### YOUR TASK:
Find the string "color" and gather every line that holds it.

═══

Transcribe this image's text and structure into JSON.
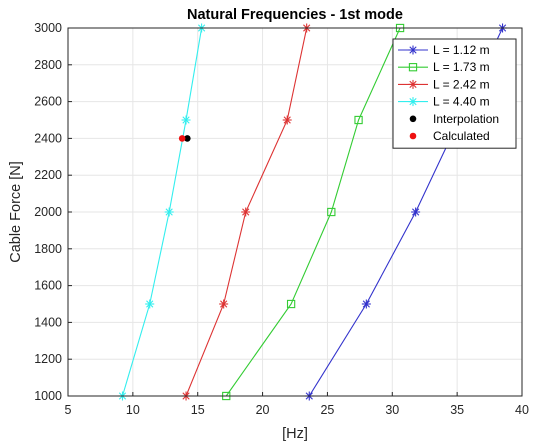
{
  "chart_data": {
    "type": "line",
    "title": "Natural Frequencies - 1st mode",
    "xlabel": "[Hz]",
    "ylabel": "Cable Force [N]",
    "xlim": [
      5,
      40
    ],
    "ylim": [
      1000,
      3000
    ],
    "xticks": [
      5,
      10,
      15,
      20,
      25,
      30,
      35,
      40
    ],
    "yticks": [
      1000,
      1200,
      1400,
      1600,
      1800,
      2000,
      2200,
      2400,
      2600,
      2800,
      3000
    ],
    "grid": true,
    "legend_position": "top-right",
    "series": [
      {
        "name": "L = 1.12 m",
        "color": "#3333cc",
        "marker": "asterisk",
        "x": [
          23.6,
          28.0,
          31.8,
          38.5
        ],
        "y": [
          1000,
          1500,
          2000,
          3000
        ]
      },
      {
        "name": "L = 1.73 m",
        "color": "#33cc33",
        "marker": "square",
        "x": [
          17.2,
          22.2,
          25.3,
          27.4,
          30.6
        ],
        "y": [
          1000,
          1500,
          2000,
          2500,
          3000
        ]
      },
      {
        "name": "L = 2.42 m",
        "color": "#dd3333",
        "marker": "asterisk",
        "x": [
          14.1,
          17.0,
          18.7,
          21.9,
          23.4
        ],
        "y": [
          1000,
          1500,
          2000,
          2500,
          3000
        ]
      },
      {
        "name": "L = 4.40 m",
        "color": "#33eeee",
        "marker": "asterisk",
        "x": [
          9.2,
          11.3,
          12.8,
          14.1,
          15.3
        ],
        "y": [
          1000,
          1500,
          2000,
          2500,
          3000
        ]
      },
      {
        "name": "Interpolation",
        "color": "#000000",
        "marker": "dot",
        "x": [
          14.2
        ],
        "y": [
          2400
        ]
      },
      {
        "name": "Calculated",
        "color": "#ee1111",
        "marker": "dot",
        "x": [
          13.8
        ],
        "y": [
          2400
        ]
      }
    ]
  }
}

═══

### RESPONSE TO THIS TASK:
        "color": "#3333cc",
        "color": "#33cc33",
        "color": "#dd3333",
        "color": "#33eeee",
        "color": "#000000",
        "color": "#ee1111",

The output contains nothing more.